What you have to do: Repeat the listing in full. Nothing may be added or left out.

»»

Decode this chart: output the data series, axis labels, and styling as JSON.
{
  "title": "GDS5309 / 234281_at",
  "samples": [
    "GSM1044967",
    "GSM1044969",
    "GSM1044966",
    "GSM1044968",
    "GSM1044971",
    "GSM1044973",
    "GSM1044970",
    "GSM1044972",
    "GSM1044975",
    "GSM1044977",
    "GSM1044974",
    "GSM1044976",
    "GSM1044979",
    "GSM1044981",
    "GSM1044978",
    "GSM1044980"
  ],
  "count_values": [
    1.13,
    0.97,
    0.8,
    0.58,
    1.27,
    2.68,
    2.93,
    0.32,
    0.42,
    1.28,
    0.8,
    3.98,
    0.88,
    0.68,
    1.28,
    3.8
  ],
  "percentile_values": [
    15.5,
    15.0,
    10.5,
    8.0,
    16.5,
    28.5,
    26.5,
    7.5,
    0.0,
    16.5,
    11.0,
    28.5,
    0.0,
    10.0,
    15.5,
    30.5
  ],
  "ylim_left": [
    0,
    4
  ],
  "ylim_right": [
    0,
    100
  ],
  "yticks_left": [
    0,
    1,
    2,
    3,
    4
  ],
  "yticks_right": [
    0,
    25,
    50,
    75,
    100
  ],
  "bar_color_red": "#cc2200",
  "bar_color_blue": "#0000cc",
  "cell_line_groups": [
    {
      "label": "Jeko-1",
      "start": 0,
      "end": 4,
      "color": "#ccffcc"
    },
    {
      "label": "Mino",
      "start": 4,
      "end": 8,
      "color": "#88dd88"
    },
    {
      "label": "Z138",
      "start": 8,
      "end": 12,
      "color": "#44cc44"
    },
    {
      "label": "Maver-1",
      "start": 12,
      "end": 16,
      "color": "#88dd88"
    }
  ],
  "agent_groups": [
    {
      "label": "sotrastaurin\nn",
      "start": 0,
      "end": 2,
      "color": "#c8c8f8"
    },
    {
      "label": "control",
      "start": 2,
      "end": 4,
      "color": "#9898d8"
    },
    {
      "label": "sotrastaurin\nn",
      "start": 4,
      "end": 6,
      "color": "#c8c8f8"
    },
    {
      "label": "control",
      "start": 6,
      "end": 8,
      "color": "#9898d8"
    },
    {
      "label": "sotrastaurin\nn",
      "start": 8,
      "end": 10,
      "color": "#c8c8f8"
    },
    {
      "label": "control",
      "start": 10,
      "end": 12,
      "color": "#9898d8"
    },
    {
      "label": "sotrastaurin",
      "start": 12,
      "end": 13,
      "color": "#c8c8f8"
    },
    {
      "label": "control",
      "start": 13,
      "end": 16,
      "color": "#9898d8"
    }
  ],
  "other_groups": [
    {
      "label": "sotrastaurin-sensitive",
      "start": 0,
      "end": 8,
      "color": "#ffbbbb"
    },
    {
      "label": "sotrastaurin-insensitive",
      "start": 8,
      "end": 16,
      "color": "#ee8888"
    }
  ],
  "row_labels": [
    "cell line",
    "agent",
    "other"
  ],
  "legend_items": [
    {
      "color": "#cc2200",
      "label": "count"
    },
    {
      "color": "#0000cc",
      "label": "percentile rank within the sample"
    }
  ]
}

««

Task solution:
Decode this chart: output the data series, axis labels, and styling as JSON.
{
  "title": "GDS5309 / 234281_at",
  "samples": [
    "GSM1044967",
    "GSM1044969",
    "GSM1044966",
    "GSM1044968",
    "GSM1044971",
    "GSM1044973",
    "GSM1044970",
    "GSM1044972",
    "GSM1044975",
    "GSM1044977",
    "GSM1044974",
    "GSM1044976",
    "GSM1044979",
    "GSM1044981",
    "GSM1044978",
    "GSM1044980"
  ],
  "count_values": [
    1.13,
    0.97,
    0.8,
    0.58,
    1.27,
    2.68,
    2.93,
    0.32,
    0.42,
    1.28,
    0.8,
    3.98,
    0.88,
    0.68,
    1.28,
    3.8
  ],
  "percentile_values": [
    15.5,
    15.0,
    10.5,
    8.0,
    16.5,
    28.5,
    26.5,
    7.5,
    0.0,
    16.5,
    11.0,
    28.5,
    0.0,
    10.0,
    15.5,
    30.5
  ],
  "ylim_left": [
    0,
    4
  ],
  "ylim_right": [
    0,
    100
  ],
  "yticks_left": [
    0,
    1,
    2,
    3,
    4
  ],
  "yticks_right": [
    0,
    25,
    50,
    75,
    100
  ],
  "bar_color_red": "#cc2200",
  "bar_color_blue": "#0000cc",
  "cell_line_groups": [
    {
      "label": "Jeko-1",
      "start": 0,
      "end": 4,
      "color": "#ccffcc"
    },
    {
      "label": "Mino",
      "start": 4,
      "end": 8,
      "color": "#88dd88"
    },
    {
      "label": "Z138",
      "start": 8,
      "end": 12,
      "color": "#44cc44"
    },
    {
      "label": "Maver-1",
      "start": 12,
      "end": 16,
      "color": "#88dd88"
    }
  ],
  "agent_groups": [
    {
      "label": "sotrastaurin\nn",
      "start": 0,
      "end": 2,
      "color": "#c8c8f8"
    },
    {
      "label": "control",
      "start": 2,
      "end": 4,
      "color": "#9898d8"
    },
    {
      "label": "sotrastaurin\nn",
      "start": 4,
      "end": 6,
      "color": "#c8c8f8"
    },
    {
      "label": "control",
      "start": 6,
      "end": 8,
      "color": "#9898d8"
    },
    {
      "label": "sotrastaurin\nn",
      "start": 8,
      "end": 10,
      "color": "#c8c8f8"
    },
    {
      "label": "control",
      "start": 10,
      "end": 12,
      "color": "#9898d8"
    },
    {
      "label": "sotrastaurin",
      "start": 12,
      "end": 13,
      "color": "#c8c8f8"
    },
    {
      "label": "control",
      "start": 13,
      "end": 16,
      "color": "#9898d8"
    }
  ],
  "other_groups": [
    {
      "label": "sotrastaurin-sensitive",
      "start": 0,
      "end": 8,
      "color": "#ffbbbb"
    },
    {
      "label": "sotrastaurin-insensitive",
      "start": 8,
      "end": 16,
      "color": "#ee8888"
    }
  ],
  "row_labels": [
    "cell line",
    "agent",
    "other"
  ],
  "legend_items": [
    {
      "color": "#cc2200",
      "label": "count"
    },
    {
      "color": "#0000cc",
      "label": "percentile rank within the sample"
    }
  ]
}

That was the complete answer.